Task statement: Please output the records below in full, exactly as given, but without the images.

[Start Data for this exercise]

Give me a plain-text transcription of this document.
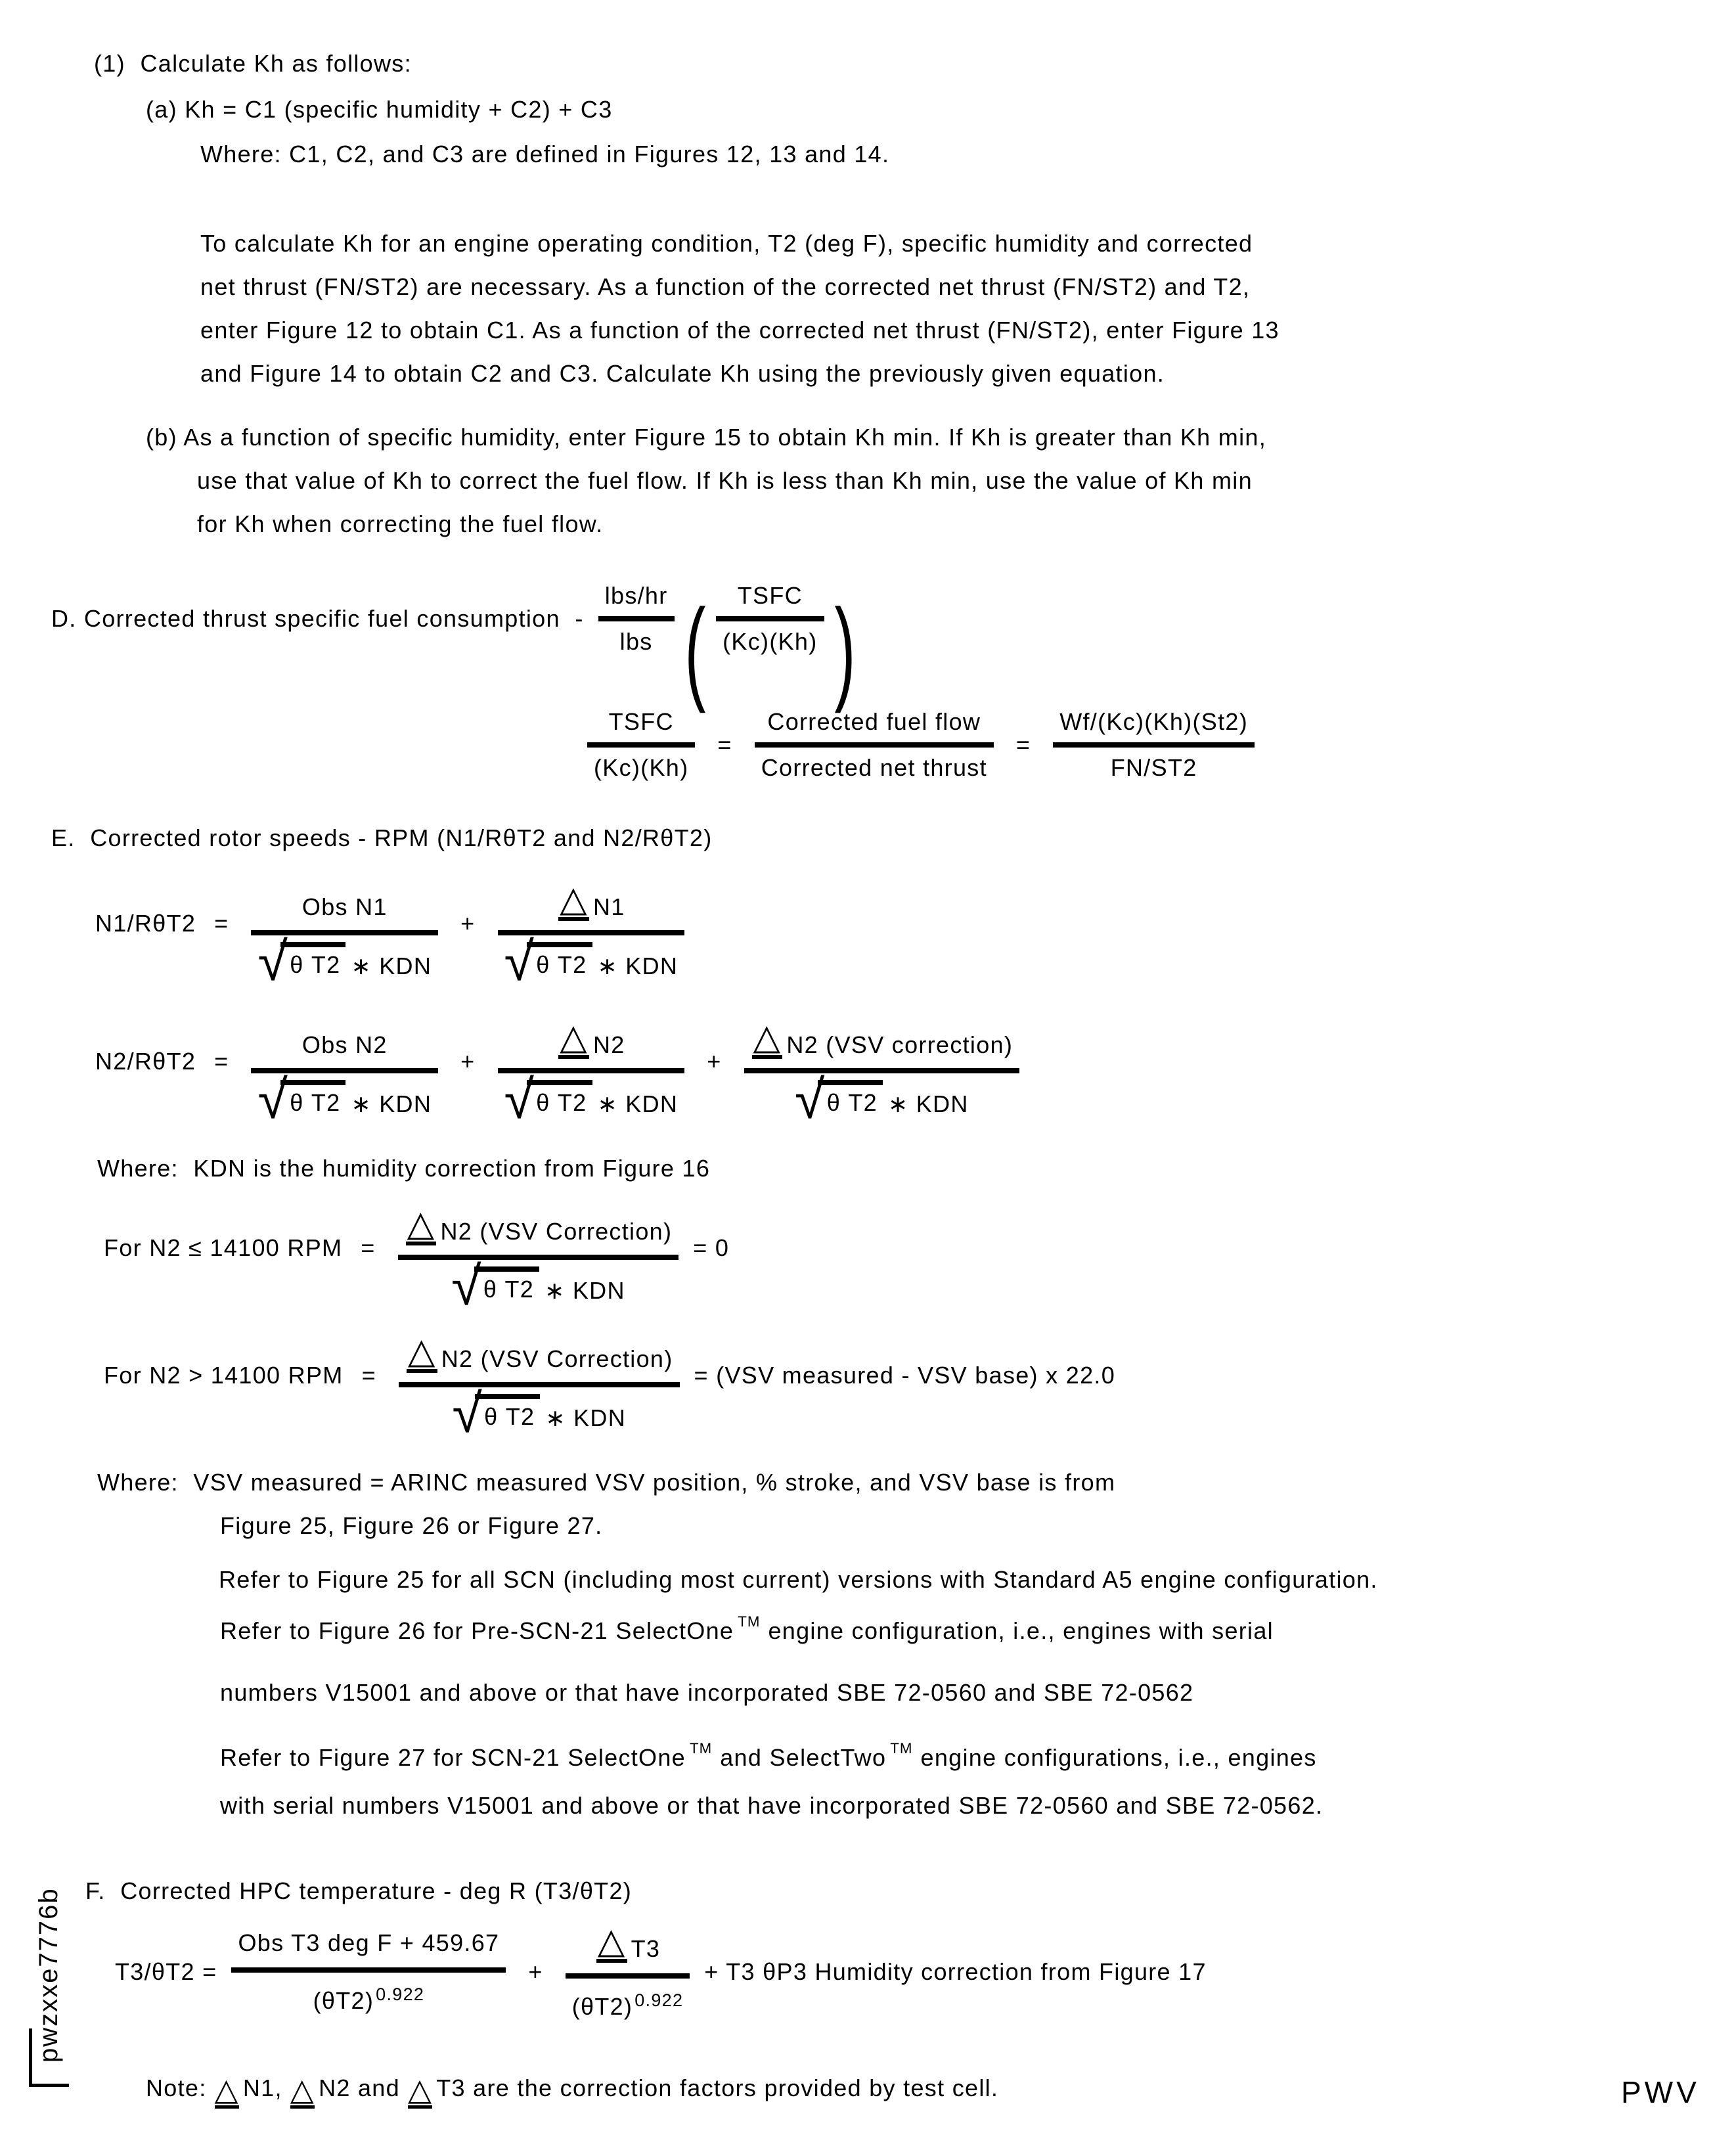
(1)  Calculate Kh as follows:
(a) Kh = C1 (specific humidity + C2) + C3
Where: C1, C2, and C3 are defined in Figures 12, 13 and 14.
To calculate Kh for an engine operating condition, T2 (deg F), specific humidity and corrected
net thrust (FN/ST2) are necessary. As a function of the corrected net thrust (FN/ST2) and T2,
enter Figure 12 to obtain C1. As a function of the corrected net thrust (FN/ST2), enter Figure 13
and Figure 14 to obtain C2 and C3. Calculate Kh using the previously given equation.
(b) As a function of specific humidity, enter Figure 15 to obtain Kh min. If Kh is greater than Kh min,
use that value of Kh to correct the fuel flow. If Kh is less than Kh min, use the value of Kh min
for Kh when correcting the fuel flow.
D. Corrected thrust specific fuel consumption  -
lbs/hr
lbs ( TSFC
(Kc)(Kh) )
TSFC
(Kc)(Kh)
=
Corrected fuel flow
Corrected net thrust
=
Wf/(Kc)(Kh)(St2)
FN/ST2
E.  Corrected rotor speeds - RPM (N1/RθT2 and N2/RθT2)
N1/RθT2 =
Obs N1
√ θ T2 ∗ KDN
+
△ N1
√ θ T2 ∗ KDN
N2/RθT2 =
Obs N2
√ θ T2 ∗ KDN
+
△ N2
√ θ T2 ∗ KDN
+
△ N2 (VSV correction)
√ θ T2 ∗ KDN
Where:  KDN is the humidity correction from Figure 16
For N2 ≤ 14100 RPM =
△ N2 (VSV Correction)
√ θ T2 ∗ KDN
= 0
For N2 > 14100 RPM =
△ N2 (VSV Correction)
√ θ T2 ∗ KDN
= (VSV measured - VSV base) x 22.0
Where:  VSV measured = ARINC measured VSV position, % stroke, and VSV base is from
Figure 25, Figure 26 or Figure 27.
Refer to Figure 25 for all SCN (including most current) versions with Standard A5 engine configuration.
Refer to Figure 26 for Pre-SCN-21 SelectOne ™ engine configuration, i.e., engines with serial
numbers V15001 and above or that have incorporated SBE 72-0560 and SBE 72-0562
Refer to Figure 27 for SCN-21 SelectOne ™ and SelectTwo ™ engine configurations, i.e., engines
with serial numbers V15001 and above or that have incorporated SBE 72-0560 and SBE 72-0562.
F.  Corrected HPC temperature - deg R (T3/θT2)
T3/θT2 =
Obs T3 deg F + 459.67
(θT2) 0.922
+
△ T3
(θT2) 0.922
+ T3 θP3 Humidity correction from Figure 17
Note: △ N1, △ N2 and △ T3 are the correction factors provided by test cell.
pwzxxe7776b
PWV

[End Data for this exercise]

The result:
Give me a plain-text transcription of this document.
(1)  Calculate Kh as follows:
(a) Kh = C1 (specific humidity + C2) + C3
Where: C1, C2, and C3 are defined in Figures 12, 13 and 14.
To calculate Kh for an engine operating condition, T2 (deg F), specific humidity and corrected
net thrust (FN/ST2) are necessary. As a function of the corrected net thrust (FN/ST2) and T2,
enter Figure 12 to obtain C1. As a function of the corrected net thrust (FN/ST2), enter Figure 13
and Figure 14 to obtain C2 and C3. Calculate Kh using the previously given equation.
(b) As a function of specific humidity, enter Figure 15 to obtain Kh min. If Kh is greater than Kh min,
use that value of Kh to correct the fuel flow. If Kh is less than Kh min, use the value of Kh min
for Kh when correcting the fuel flow.
D. Corrected thrust specific fuel consumption  -
lbs/hr
lbs ( TSFC
(Kc)(Kh) )
TSFC
(Kc)(Kh)
=
Corrected fuel flow
Corrected net thrust
=
Wf/(Kc)(Kh)(St2)
FN/ST2
E.  Corrected rotor speeds - RPM (N1/RθT2 and N2/RθT2)
N1/RθT2 =
Obs N1
√ θ T2 ∗ KDN
+
△ N1
√ θ T2 ∗ KDN
N2/RθT2 =
Obs N2
√ θ T2 ∗ KDN
+
△ N2
√ θ T2 ∗ KDN
+
△ N2 (VSV correction)
√ θ T2 ∗ KDN
Where:  KDN is the humidity correction from Figure 16
For N2 ≤ 14100 RPM =
△ N2 (VSV Correction)
√ θ T2 ∗ KDN
= 0
For N2 > 14100 RPM =
△ N2 (VSV Correction)
√ θ T2 ∗ KDN
= (VSV measured - VSV base) x 22.0
Where:  VSV measured = ARINC measured VSV position, % stroke, and VSV base is from
Figure 25, Figure 26 or Figure 27.
Refer to Figure 25 for all SCN (including most current) versions with Standard A5 engine configuration.
Refer to Figure 26 for Pre-SCN-21 SelectOne ™ engine configuration, i.e., engines with serial
numbers V15001 and above or that have incorporated SBE 72-0560 and SBE 72-0562
Refer to Figure 27 for SCN-21 SelectOne ™ and SelectTwo ™ engine configurations, i.e., engines
with serial numbers V15001 and above or that have incorporated SBE 72-0560 and SBE 72-0562.
F.  Corrected HPC temperature - deg R (T3/θT2)
T3/θT2 =
Obs T3 deg F + 459.67
(θT2) 0.922
+
△ T3
(θT2) 0.922
+ T3 θP3 Humidity correction from Figure 17
Note: △ N1, △ N2 and △ T3 are the correction factors provided by test cell.
pwzxxe7776b
PWV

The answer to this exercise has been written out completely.